> _Aim_
Output the material beneath this task exactly, images excluded.

───── Data to use ─────

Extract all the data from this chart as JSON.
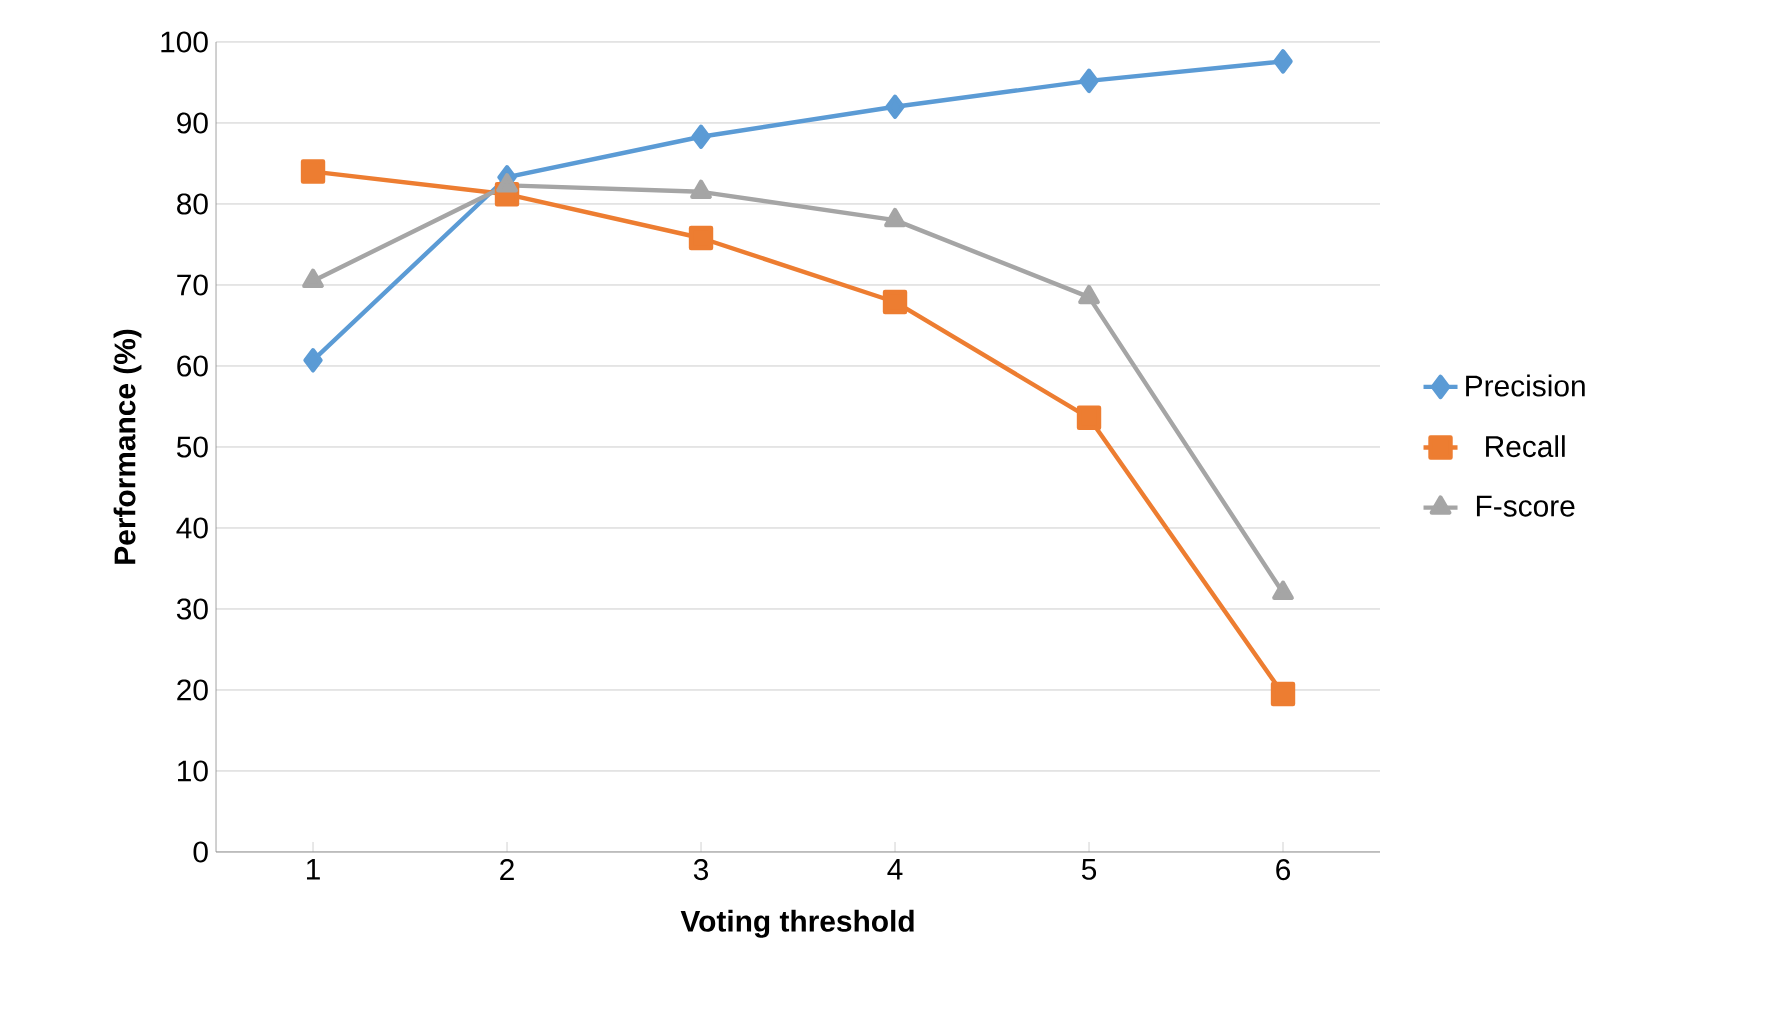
{
  "chart_data": {
    "type": "line",
    "xlabel": "Voting threshold",
    "ylabel": "Performance (%)",
    "categories": [
      "1",
      "2",
      "3",
      "4",
      "5",
      "6"
    ],
    "series": [
      {
        "name": "Precision",
        "color": "#5b9bd5",
        "marker": "diamond",
        "values": [
          60.7,
          83.3,
          88.3,
          92,
          95.2,
          97.6
        ]
      },
      {
        "name": "Recall",
        "color": "#ed7d31",
        "marker": "square",
        "values": [
          84,
          81.2,
          75.8,
          67.9,
          53.6,
          19.5
        ]
      },
      {
        "name": "F-score",
        "color": "#a5a5a5",
        "marker": "triangle",
        "values": [
          70.5,
          82.3,
          81.5,
          78,
          68.5,
          32
        ]
      }
    ],
    "ylim": [
      0,
      100
    ],
    "yticks": [
      0,
      10,
      20,
      30,
      40,
      50,
      60,
      70,
      80,
      90,
      100
    ],
    "grid": "y",
    "legend": "right",
    "line_style": "solid"
  }
}
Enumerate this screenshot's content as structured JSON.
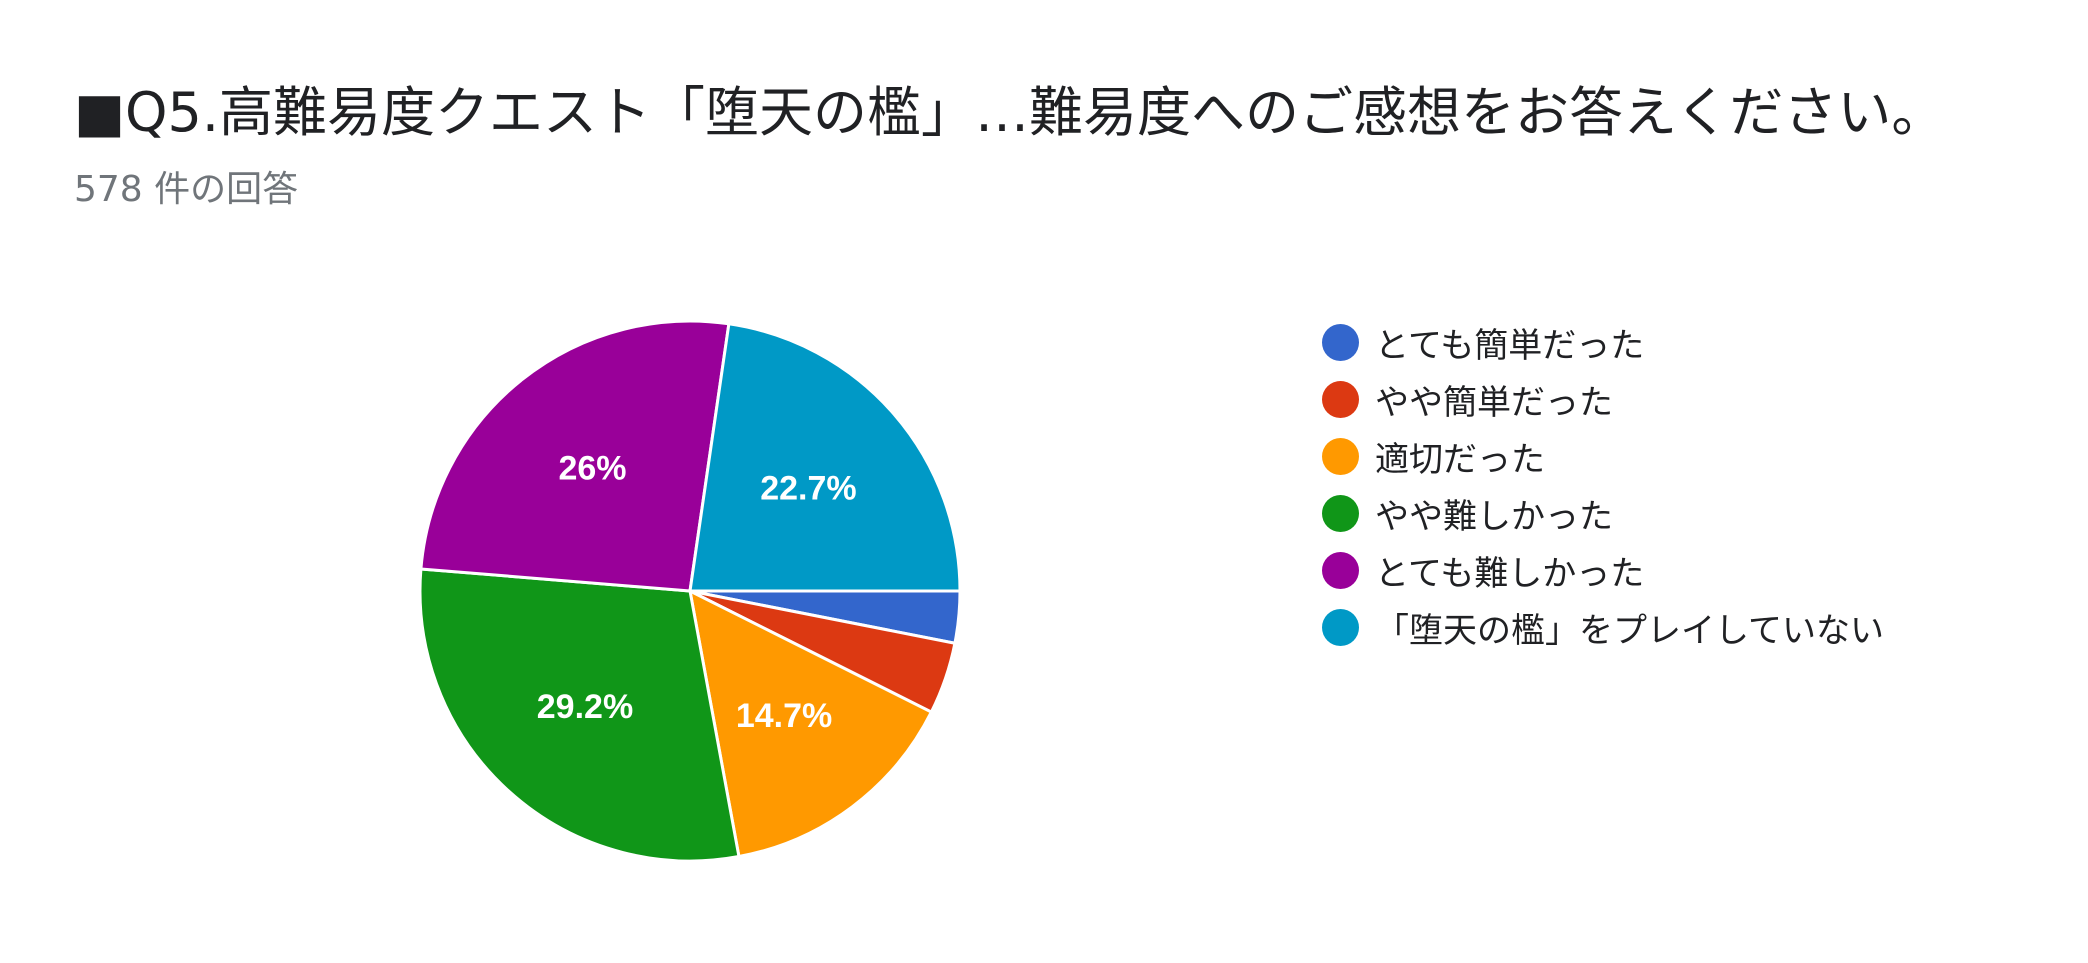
{
  "title": "■Q5.高難易度クエスト「堕天の檻」…難易度へのご感想をお答えください。",
  "subtitle": "578 件の回答",
  "chart_data": {
    "type": "pie",
    "legend_position": "right",
    "slices": [
      {
        "label": "とても簡単だった",
        "value": 3.1,
        "color": "#3366cc",
        "display_label": ""
      },
      {
        "label": "やや簡単だった",
        "value": 4.3,
        "color": "#dc3912",
        "display_label": ""
      },
      {
        "label": "適切だった",
        "value": 14.7,
        "color": "#ff9900",
        "display_label": "14.7%"
      },
      {
        "label": "やや難しかった",
        "value": 29.2,
        "color": "#109618",
        "display_label": "29.2%"
      },
      {
        "label": "とても難しかった",
        "value": 26.0,
        "color": "#990099",
        "display_label": "26%"
      },
      {
        "label": "「堕天の檻」をプレイしていない",
        "value": 22.7,
        "color": "#0099c6",
        "display_label": "22.7%"
      }
    ]
  }
}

─────

> _Exercise solution_
Extract all the data from this chart as JSON.
{
  "chart_data": {
    "type": "line",
    "xlabel": "Voting threshold",
    "ylabel": "Performance (%)",
    "categories": [
      "1",
      "2",
      "3",
      "4",
      "5",
      "6"
    ],
    "series": [
      {
        "name": "Precision",
        "color": "#5b9bd5",
        "marker": "diamond",
        "values": [
          60.7,
          83.3,
          88.3,
          92,
          95.2,
          97.6
        ]
      },
      {
        "name": "Recall",
        "color": "#ed7d31",
        "marker": "square",
        "values": [
          84,
          81.2,
          75.8,
          67.9,
          53.6,
          19.5
        ]
      },
      {
        "name": "F-score",
        "color": "#a5a5a5",
        "marker": "triangle",
        "values": [
          70.5,
          82.3,
          81.5,
          78,
          68.5,
          32
        ]
      }
    ],
    "ylim": [
      0,
      100
    ],
    "yticks": [
      0,
      10,
      20,
      30,
      40,
      50,
      60,
      70,
      80,
      90,
      100
    ],
    "grid": "y",
    "legend": "right",
    "line_style": "solid"
  }
}
Enumerate this screenshot's content as structured JSON.
{
  "title": "■Q5.高難易度クエスト「堕天の檻」…難易度へのご感想をお答えください。",
  "subtitle": "578 件の回答",
  "chart_data": {
    "type": "pie",
    "legend_position": "right",
    "slices": [
      {
        "label": "とても簡単だった",
        "value": 3.1,
        "color": "#3366cc",
        "display_label": ""
      },
      {
        "label": "やや簡単だった",
        "value": 4.3,
        "color": "#dc3912",
        "display_label": ""
      },
      {
        "label": "適切だった",
        "value": 14.7,
        "color": "#ff9900",
        "display_label": "14.7%"
      },
      {
        "label": "やや難しかった",
        "value": 29.2,
        "color": "#109618",
        "display_label": "29.2%"
      },
      {
        "label": "とても難しかった",
        "value": 26.0,
        "color": "#990099",
        "display_label": "26%"
      },
      {
        "label": "「堕天の檻」をプレイしていない",
        "value": 22.7,
        "color": "#0099c6",
        "display_label": "22.7%"
      }
    ]
  }
}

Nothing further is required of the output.